Exercise task >> Show every line in the records below that contains the word "data".

§

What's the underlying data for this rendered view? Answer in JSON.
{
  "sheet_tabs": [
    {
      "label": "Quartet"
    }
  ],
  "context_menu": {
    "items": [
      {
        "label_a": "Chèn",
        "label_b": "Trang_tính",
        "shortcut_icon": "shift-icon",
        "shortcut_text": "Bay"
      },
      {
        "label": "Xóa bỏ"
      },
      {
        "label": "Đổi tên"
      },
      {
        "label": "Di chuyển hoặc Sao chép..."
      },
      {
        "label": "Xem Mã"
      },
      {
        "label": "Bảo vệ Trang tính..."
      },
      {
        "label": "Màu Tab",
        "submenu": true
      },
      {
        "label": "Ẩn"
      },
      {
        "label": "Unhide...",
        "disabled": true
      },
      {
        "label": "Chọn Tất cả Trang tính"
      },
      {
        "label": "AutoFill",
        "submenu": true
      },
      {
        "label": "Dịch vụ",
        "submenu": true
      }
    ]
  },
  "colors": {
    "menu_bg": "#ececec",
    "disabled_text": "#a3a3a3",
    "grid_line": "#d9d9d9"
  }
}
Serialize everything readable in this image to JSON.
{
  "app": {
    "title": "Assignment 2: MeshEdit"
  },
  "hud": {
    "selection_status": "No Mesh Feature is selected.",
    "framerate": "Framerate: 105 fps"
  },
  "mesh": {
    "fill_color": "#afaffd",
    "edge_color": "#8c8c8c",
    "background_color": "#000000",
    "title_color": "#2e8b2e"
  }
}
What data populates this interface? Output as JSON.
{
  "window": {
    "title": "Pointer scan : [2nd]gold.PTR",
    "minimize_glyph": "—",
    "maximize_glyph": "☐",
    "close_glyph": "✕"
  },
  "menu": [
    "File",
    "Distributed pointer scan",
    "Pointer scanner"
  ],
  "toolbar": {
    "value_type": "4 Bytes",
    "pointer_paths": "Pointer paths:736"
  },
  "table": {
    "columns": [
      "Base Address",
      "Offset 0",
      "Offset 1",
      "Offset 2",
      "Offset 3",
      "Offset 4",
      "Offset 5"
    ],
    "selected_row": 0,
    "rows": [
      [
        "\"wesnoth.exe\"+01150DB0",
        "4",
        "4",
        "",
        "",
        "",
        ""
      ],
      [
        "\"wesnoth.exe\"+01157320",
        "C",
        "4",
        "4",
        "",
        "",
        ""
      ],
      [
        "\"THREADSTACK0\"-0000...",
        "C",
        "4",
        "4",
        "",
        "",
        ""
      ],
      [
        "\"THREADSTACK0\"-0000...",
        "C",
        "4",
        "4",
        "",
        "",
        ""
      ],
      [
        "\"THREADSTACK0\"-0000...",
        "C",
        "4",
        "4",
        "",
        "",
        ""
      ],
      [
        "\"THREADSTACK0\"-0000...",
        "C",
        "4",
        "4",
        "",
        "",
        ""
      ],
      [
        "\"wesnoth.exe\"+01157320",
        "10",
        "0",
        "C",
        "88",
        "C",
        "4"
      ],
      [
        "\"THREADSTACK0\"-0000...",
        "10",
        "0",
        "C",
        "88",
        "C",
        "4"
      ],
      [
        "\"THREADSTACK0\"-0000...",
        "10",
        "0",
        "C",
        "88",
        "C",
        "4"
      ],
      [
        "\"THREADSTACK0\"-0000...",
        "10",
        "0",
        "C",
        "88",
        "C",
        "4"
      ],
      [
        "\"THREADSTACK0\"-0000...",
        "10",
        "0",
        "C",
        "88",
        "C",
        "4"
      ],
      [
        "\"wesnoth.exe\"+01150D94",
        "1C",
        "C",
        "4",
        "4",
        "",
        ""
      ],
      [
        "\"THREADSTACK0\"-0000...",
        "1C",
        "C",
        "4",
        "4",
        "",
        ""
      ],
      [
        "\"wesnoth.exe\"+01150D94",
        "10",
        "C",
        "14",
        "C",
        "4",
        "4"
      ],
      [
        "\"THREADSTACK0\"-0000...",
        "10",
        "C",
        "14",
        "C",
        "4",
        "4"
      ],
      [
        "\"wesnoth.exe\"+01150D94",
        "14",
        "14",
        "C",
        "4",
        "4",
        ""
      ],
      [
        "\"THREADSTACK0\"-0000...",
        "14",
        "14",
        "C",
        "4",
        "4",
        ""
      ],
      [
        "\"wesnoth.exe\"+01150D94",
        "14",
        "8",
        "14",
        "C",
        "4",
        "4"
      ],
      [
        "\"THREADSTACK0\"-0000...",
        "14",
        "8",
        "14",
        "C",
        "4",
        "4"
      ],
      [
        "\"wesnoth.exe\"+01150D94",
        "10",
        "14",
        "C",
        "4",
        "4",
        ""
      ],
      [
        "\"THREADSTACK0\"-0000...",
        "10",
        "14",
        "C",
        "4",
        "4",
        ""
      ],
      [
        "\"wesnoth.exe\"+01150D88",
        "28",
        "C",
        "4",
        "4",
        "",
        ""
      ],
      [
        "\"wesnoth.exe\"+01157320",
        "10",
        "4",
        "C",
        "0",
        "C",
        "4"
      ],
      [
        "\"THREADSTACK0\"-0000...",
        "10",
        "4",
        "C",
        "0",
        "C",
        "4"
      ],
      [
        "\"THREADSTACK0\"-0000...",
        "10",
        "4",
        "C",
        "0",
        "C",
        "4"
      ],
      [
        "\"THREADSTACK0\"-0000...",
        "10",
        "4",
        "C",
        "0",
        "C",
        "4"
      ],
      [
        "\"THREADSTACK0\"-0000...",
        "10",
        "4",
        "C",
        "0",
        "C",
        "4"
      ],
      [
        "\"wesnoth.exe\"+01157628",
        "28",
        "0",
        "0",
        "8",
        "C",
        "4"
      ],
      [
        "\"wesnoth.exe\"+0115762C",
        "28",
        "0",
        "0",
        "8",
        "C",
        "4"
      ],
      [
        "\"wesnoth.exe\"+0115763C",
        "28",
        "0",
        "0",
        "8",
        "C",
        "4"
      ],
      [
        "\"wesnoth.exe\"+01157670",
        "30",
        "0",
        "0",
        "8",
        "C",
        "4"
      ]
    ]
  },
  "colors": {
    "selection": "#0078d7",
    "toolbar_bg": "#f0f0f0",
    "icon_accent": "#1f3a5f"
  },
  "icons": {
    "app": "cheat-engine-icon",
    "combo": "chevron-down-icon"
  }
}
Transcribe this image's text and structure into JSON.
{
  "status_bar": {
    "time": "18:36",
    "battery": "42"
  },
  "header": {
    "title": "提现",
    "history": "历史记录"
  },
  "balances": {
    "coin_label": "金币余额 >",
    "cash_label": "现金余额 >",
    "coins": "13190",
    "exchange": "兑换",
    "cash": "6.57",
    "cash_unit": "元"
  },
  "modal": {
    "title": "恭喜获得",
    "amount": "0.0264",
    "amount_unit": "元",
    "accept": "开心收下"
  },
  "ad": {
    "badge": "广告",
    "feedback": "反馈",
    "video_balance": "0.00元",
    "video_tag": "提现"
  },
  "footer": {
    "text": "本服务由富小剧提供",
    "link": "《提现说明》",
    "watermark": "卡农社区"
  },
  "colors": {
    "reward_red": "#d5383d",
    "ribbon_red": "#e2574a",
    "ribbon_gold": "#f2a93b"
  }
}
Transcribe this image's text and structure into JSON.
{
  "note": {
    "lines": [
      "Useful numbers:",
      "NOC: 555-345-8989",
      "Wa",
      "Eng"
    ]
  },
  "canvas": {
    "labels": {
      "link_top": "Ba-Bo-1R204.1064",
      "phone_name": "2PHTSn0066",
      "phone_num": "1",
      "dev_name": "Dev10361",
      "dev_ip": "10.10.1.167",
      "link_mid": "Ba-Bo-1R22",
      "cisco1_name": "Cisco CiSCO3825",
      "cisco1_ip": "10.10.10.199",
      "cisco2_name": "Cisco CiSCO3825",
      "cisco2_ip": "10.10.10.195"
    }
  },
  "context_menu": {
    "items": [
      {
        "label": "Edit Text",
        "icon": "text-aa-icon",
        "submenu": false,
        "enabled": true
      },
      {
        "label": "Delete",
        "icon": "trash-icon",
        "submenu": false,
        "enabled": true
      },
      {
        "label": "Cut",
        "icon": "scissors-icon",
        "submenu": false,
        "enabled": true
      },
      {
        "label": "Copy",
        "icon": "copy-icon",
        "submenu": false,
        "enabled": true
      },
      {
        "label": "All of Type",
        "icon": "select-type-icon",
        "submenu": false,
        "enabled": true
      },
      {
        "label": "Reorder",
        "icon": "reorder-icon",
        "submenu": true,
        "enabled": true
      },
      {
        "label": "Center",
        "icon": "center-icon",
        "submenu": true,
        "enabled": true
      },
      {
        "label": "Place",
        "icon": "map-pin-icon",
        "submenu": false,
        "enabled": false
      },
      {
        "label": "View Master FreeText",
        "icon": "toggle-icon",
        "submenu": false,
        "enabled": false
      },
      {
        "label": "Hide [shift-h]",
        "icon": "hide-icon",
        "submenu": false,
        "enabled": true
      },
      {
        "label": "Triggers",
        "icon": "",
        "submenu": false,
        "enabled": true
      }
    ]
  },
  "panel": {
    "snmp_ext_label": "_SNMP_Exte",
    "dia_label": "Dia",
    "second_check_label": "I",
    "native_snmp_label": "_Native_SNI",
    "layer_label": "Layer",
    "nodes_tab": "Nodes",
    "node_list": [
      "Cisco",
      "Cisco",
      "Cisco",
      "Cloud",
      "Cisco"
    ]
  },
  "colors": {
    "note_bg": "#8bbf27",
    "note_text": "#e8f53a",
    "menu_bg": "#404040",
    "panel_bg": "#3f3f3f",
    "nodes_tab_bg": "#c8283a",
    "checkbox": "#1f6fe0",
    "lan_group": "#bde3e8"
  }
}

§

Output of the task >>
What's the underlying data for this rendered view? Answer in JSON.
What data populates this interface? Output as JSON.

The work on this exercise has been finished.